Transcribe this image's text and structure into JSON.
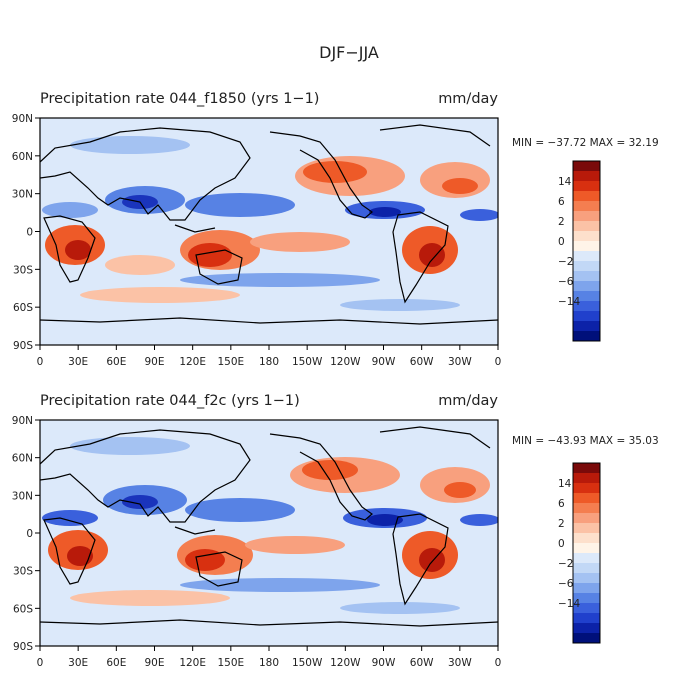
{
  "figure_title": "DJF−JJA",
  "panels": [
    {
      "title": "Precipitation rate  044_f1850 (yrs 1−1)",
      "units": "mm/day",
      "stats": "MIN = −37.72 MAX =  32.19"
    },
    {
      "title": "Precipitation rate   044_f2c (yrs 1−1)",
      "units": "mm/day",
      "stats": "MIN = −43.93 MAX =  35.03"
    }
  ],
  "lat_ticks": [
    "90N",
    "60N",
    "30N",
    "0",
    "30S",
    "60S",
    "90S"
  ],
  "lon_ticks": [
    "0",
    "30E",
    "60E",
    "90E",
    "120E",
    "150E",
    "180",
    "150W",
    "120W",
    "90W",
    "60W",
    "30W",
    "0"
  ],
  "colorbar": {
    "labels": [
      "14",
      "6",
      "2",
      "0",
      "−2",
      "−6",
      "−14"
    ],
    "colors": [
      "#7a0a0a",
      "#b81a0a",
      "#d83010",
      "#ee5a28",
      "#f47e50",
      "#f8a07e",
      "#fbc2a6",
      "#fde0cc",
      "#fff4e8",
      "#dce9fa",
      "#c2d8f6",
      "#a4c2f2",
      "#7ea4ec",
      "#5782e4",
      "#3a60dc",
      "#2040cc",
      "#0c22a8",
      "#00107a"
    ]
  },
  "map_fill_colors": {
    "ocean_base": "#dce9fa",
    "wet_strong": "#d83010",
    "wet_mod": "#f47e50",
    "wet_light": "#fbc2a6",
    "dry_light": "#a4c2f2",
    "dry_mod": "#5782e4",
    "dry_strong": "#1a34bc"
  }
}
------------------------------------------------------------------------
Of the lines in this data, how many contain "rate"? Reply with only the number.

2